- Work to do
Could you write out every entry exactly as it stands?

- Part of a data file
☆ ☆ ☆ ☆

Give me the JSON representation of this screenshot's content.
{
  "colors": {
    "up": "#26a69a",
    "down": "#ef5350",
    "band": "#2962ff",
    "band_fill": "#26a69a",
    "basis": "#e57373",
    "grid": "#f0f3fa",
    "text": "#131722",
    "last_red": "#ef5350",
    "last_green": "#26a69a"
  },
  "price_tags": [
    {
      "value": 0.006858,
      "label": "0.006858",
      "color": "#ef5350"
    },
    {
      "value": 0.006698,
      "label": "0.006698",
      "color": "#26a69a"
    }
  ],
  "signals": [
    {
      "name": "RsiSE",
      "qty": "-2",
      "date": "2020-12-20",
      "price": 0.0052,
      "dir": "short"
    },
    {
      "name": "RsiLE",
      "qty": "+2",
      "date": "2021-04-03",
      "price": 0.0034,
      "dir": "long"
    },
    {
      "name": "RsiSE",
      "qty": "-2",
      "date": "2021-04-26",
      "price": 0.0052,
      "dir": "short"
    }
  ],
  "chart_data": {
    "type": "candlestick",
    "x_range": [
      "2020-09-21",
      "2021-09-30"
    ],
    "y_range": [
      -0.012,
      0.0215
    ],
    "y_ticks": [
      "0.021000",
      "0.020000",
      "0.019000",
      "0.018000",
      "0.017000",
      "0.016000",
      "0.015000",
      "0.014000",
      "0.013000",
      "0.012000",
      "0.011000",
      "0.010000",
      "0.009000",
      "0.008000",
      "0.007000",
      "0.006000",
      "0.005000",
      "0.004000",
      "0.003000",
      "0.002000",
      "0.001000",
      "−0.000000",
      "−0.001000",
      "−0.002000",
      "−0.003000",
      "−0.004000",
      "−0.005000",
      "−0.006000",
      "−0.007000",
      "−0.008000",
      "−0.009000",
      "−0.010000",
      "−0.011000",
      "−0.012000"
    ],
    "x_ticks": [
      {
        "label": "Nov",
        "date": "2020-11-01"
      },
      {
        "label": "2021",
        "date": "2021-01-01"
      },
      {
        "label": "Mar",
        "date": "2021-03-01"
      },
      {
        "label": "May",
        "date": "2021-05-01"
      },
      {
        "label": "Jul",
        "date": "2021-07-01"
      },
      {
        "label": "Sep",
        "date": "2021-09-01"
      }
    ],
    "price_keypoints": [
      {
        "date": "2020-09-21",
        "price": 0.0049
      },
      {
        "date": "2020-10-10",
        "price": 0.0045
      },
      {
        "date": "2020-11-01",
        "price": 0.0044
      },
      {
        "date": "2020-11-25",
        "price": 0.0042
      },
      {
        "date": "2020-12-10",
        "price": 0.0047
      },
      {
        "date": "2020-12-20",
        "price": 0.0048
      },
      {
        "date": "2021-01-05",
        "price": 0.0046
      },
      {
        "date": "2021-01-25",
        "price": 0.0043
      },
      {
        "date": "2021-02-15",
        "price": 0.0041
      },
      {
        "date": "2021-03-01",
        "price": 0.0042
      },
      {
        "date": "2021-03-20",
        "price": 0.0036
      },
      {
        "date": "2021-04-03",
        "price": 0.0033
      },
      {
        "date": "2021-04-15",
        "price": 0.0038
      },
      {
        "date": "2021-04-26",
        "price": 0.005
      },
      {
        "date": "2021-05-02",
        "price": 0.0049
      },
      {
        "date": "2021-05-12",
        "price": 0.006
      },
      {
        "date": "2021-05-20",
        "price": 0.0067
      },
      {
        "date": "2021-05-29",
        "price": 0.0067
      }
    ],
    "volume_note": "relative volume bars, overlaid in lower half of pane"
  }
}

☆ ☆ ☆ ☆

- Exercise response
Give me the JSON representation of this screenshot's content.
{
  "colors": {
    "up": "#26a69a",
    "down": "#ef5350",
    "band": "#2962ff",
    "band_fill": "#26a69a",
    "basis": "#e57373",
    "grid": "#f0f3fa",
    "text": "#131722",
    "last_red": "#ef5350",
    "last_green": "#26a69a"
  },
  "price_tags": [
    {
      "value": 0.006858,
      "label": "0.006858",
      "color": "#ef5350"
    },
    {
      "value": 0.006698,
      "label": "0.006698",
      "color": "#26a69a"
    }
  ],
  "signals": [
    {
      "name": "RsiSE",
      "qty": "-2",
      "date": "2020-12-20",
      "price": 0.0052,
      "dir": "short"
    },
    {
      "name": "RsiLE",
      "qty": "+2",
      "date": "2021-04-03",
      "price": 0.0034,
      "dir": "long"
    },
    {
      "name": "RsiSE",
      "qty": "-2",
      "date": "2021-04-26",
      "price": 0.0052,
      "dir": "short"
    }
  ],
  "chart_data": {
    "type": "candlestick",
    "x_range": [
      "2020-09-21",
      "2021-09-30"
    ],
    "y_range": [
      -0.012,
      0.0215
    ],
    "y_ticks": [
      "0.021000",
      "0.020000",
      "0.019000",
      "0.018000",
      "0.017000",
      "0.016000",
      "0.015000",
      "0.014000",
      "0.013000",
      "0.012000",
      "0.011000",
      "0.010000",
      "0.009000",
      "0.008000",
      "0.007000",
      "0.006000",
      "0.005000",
      "0.004000",
      "0.003000",
      "0.002000",
      "0.001000",
      "−0.000000",
      "−0.001000",
      "−0.002000",
      "−0.003000",
      "−0.004000",
      "−0.005000",
      "−0.006000",
      "−0.007000",
      "−0.008000",
      "−0.009000",
      "−0.010000",
      "−0.011000",
      "−0.012000"
    ],
    "x_ticks": [
      {
        "label": "Nov",
        "date": "2020-11-01"
      },
      {
        "label": "2021",
        "date": "2021-01-01"
      },
      {
        "label": "Mar",
        "date": "2021-03-01"
      },
      {
        "label": "May",
        "date": "2021-05-01"
      },
      {
        "label": "Jul",
        "date": "2021-07-01"
      },
      {
        "label": "Sep",
        "date": "2021-09-01"
      }
    ],
    "price_keypoints": [
      {
        "date": "2020-09-21",
        "price": 0.0049
      },
      {
        "date": "2020-10-10",
        "price": 0.0045
      },
      {
        "date": "2020-11-01",
        "price": 0.0044
      },
      {
        "date": "2020-11-25",
        "price": 0.0042
      },
      {
        "date": "2020-12-10",
        "price": 0.0047
      },
      {
        "date": "2020-12-20",
        "price": 0.0048
      },
      {
        "date": "2021-01-05",
        "price": 0.0046
      },
      {
        "date": "2021-01-25",
        "price": 0.0043
      },
      {
        "date": "2021-02-15",
        "price": 0.0041
      },
      {
        "date": "2021-03-01",
        "price": 0.0042
      },
      {
        "date": "2021-03-20",
        "price": 0.0036
      },
      {
        "date": "2021-04-03",
        "price": 0.0033
      },
      {
        "date": "2021-04-15",
        "price": 0.0038
      },
      {
        "date": "2021-04-26",
        "price": 0.005
      },
      {
        "date": "2021-05-02",
        "price": 0.0049
      },
      {
        "date": "2021-05-12",
        "price": 0.006
      },
      {
        "date": "2021-05-20",
        "price": 0.0067
      },
      {
        "date": "2021-05-29",
        "price": 0.0067
      }
    ],
    "volume_note": "relative volume bars, overlaid in lower half of pane"
  }
}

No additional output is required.